EXERCISE REQUIREMENTS
Where a line contains the string "illustration", copy that line.
┄┄┄┄┄┄┄┄┄┄┄┄┄┄┄┄┄┄┄┄
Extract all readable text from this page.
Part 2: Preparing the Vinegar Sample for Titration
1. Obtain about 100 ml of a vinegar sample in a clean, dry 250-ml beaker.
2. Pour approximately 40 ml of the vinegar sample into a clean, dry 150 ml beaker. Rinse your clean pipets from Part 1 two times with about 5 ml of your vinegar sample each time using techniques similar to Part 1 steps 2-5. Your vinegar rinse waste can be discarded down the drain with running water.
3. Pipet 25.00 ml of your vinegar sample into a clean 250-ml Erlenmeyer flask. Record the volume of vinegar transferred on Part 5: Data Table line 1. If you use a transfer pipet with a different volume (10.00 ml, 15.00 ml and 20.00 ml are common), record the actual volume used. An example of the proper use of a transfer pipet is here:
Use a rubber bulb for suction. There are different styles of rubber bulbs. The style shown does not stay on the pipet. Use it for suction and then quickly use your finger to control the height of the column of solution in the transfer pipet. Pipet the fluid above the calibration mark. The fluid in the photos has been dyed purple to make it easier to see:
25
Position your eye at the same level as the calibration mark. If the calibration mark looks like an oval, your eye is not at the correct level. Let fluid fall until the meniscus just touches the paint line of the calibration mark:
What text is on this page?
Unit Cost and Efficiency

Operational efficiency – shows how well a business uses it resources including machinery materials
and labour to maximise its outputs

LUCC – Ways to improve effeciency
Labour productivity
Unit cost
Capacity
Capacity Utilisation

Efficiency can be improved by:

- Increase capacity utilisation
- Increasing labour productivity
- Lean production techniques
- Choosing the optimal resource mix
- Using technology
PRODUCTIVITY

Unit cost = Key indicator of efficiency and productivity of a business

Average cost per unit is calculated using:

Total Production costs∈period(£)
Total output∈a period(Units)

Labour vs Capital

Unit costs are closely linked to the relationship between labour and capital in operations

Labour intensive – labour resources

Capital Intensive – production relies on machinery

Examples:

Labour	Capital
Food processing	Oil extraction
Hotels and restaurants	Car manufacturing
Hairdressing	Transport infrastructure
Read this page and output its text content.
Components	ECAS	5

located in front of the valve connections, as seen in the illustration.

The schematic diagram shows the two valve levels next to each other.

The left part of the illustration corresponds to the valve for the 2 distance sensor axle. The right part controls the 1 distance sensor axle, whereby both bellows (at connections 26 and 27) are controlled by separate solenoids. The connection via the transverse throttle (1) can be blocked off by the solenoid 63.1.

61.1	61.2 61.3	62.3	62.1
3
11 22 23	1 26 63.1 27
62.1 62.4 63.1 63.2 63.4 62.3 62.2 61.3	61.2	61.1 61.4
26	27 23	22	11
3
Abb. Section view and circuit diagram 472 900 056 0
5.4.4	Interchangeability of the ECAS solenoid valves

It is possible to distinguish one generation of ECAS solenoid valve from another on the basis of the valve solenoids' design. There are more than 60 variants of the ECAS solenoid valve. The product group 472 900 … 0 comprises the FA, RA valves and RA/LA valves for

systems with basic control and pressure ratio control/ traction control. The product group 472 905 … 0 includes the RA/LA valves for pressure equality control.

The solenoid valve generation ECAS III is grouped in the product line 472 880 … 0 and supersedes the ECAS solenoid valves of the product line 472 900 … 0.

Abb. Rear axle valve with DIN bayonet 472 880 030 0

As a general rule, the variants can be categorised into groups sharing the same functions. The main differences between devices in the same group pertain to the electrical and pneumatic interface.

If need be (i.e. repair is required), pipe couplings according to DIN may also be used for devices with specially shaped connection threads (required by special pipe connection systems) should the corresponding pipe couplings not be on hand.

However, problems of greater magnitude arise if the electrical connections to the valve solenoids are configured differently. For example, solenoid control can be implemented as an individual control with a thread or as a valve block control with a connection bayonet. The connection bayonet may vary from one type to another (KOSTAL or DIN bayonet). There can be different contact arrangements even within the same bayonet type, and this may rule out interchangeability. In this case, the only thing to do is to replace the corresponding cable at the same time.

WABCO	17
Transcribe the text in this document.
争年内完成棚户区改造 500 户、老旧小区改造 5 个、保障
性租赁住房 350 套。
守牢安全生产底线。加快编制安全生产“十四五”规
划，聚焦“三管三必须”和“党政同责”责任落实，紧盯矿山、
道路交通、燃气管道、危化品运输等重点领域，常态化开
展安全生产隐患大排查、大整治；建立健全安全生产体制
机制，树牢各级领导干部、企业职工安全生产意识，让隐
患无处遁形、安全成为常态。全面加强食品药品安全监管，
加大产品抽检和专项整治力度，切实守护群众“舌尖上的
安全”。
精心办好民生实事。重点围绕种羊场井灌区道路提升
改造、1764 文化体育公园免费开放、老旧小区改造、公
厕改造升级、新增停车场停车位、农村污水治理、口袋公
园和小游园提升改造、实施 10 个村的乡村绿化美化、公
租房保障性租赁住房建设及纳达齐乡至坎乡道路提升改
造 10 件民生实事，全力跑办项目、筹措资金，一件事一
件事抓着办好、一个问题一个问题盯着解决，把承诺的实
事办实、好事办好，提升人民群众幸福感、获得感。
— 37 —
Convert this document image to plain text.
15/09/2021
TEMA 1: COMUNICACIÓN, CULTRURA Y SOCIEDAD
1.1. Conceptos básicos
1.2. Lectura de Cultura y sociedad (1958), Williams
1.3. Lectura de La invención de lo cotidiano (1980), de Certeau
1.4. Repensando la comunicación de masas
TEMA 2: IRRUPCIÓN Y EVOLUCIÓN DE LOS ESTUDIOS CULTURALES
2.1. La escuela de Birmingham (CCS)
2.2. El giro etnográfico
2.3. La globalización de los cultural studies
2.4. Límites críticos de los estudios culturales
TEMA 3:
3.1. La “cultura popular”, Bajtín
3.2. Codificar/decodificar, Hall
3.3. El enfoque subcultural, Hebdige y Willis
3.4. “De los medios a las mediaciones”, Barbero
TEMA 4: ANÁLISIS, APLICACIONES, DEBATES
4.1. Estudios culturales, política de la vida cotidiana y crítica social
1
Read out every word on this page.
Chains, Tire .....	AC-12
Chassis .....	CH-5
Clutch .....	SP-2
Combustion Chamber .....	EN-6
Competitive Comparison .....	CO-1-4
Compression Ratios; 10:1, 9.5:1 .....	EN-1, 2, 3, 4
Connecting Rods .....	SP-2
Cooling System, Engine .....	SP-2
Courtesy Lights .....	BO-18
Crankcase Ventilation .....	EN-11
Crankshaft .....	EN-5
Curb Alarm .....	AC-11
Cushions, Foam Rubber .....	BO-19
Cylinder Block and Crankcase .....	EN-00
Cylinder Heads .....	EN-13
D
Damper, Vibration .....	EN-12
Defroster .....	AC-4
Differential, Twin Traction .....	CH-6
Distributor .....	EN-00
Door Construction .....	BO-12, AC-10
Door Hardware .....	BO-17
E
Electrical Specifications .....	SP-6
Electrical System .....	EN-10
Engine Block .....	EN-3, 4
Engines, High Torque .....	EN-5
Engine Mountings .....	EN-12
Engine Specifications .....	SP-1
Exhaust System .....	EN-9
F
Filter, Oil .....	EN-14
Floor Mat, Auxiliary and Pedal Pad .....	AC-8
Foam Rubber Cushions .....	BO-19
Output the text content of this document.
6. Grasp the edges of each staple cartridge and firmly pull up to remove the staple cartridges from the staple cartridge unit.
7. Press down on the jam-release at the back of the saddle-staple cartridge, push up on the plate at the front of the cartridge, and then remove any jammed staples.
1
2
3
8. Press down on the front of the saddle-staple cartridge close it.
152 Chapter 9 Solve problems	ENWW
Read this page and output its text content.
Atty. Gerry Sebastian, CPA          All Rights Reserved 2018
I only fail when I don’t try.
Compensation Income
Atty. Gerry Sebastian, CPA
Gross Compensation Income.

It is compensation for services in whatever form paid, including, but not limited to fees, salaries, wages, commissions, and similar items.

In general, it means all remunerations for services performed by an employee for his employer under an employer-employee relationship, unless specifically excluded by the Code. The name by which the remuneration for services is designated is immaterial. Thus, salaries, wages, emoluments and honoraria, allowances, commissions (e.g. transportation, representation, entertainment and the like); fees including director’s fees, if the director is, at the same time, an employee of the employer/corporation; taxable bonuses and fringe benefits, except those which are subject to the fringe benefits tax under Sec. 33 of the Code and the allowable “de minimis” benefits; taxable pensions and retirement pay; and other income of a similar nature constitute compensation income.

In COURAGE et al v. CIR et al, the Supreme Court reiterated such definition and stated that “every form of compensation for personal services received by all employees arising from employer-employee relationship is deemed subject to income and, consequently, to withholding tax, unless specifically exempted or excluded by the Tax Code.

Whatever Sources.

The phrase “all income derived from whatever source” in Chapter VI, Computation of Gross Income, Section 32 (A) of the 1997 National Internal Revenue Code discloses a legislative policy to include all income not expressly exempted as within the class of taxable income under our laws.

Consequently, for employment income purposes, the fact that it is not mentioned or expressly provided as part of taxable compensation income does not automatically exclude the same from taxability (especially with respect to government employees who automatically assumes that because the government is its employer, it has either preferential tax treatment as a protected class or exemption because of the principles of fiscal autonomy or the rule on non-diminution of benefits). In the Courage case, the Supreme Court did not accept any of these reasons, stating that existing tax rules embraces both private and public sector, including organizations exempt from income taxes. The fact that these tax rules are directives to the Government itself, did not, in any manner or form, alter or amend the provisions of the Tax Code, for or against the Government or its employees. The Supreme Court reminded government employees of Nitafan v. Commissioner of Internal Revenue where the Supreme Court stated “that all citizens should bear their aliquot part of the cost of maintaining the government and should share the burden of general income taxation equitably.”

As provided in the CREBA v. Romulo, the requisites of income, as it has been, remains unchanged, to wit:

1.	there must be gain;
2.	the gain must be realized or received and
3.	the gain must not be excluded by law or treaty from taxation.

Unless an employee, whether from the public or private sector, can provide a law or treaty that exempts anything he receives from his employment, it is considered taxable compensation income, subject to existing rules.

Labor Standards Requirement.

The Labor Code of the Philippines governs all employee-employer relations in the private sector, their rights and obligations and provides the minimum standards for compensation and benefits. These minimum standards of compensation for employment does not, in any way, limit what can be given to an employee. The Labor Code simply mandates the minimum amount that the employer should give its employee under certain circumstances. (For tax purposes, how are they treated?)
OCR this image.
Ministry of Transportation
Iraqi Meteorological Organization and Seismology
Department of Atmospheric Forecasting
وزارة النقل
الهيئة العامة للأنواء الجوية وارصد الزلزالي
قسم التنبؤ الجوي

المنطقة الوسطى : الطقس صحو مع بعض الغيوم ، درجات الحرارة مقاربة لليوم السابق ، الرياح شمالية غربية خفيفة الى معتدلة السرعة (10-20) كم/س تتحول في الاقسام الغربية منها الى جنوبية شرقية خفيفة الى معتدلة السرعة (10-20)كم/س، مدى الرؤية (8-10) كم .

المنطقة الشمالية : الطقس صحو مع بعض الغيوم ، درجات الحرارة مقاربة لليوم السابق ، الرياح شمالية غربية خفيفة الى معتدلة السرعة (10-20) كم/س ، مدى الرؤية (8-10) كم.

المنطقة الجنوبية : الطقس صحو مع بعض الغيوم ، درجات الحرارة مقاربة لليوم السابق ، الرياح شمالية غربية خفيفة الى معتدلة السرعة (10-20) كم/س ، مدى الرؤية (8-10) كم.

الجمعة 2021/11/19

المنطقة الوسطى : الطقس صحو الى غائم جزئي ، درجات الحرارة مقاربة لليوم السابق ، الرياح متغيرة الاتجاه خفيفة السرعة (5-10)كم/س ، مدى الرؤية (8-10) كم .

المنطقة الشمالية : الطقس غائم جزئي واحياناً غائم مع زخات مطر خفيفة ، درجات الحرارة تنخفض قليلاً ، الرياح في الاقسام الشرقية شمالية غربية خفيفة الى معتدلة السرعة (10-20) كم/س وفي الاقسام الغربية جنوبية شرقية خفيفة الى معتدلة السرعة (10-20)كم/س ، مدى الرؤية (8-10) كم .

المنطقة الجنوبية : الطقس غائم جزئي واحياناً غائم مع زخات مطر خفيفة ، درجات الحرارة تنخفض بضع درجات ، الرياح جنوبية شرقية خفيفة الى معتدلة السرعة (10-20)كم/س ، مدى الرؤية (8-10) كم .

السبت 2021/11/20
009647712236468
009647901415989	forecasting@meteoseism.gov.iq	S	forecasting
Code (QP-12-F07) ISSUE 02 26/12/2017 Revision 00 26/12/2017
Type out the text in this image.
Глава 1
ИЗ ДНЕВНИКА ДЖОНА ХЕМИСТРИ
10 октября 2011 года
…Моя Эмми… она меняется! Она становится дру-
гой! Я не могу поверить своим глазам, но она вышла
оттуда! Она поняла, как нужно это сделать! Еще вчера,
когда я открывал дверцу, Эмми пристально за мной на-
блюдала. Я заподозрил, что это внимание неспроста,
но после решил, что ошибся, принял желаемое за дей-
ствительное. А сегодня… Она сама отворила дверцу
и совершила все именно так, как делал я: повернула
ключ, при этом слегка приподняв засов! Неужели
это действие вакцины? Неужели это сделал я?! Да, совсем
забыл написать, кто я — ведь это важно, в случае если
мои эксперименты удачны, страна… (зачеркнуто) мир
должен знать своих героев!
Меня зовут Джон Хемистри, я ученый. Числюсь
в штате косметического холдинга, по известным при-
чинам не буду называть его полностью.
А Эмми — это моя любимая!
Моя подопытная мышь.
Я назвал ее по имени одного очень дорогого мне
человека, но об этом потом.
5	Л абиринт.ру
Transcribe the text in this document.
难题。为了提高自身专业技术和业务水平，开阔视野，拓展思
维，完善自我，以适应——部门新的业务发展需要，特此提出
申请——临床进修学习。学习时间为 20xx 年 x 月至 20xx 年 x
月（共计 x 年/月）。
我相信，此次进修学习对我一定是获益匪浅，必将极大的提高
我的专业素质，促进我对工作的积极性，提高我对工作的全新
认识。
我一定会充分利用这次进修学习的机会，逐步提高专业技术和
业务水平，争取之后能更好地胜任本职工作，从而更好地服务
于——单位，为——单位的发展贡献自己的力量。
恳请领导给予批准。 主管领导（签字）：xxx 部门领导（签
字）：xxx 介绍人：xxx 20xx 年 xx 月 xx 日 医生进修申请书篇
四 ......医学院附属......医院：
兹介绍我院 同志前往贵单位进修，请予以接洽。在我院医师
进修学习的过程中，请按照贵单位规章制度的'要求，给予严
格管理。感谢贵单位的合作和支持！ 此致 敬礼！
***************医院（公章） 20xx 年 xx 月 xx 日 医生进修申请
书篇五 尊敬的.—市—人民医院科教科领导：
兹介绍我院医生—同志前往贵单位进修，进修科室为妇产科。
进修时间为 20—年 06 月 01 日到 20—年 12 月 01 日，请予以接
┄┄┄┄┄┄┄┄┄┄┄┄┄┄┄┄┄┄┄┄
FINAL RESULT
located in front of the valve connections, as seen in the illustration.
The left part of the illustration corresponds to the valve for the 2 distance sensor axle. The right part controls the 1 distance sensor axle, whereby both bellows (at connections 26 and 27) are controlled by separate solenoids. The connection via the transverse throttle (1) can be blocked off by the solenoid 63.1.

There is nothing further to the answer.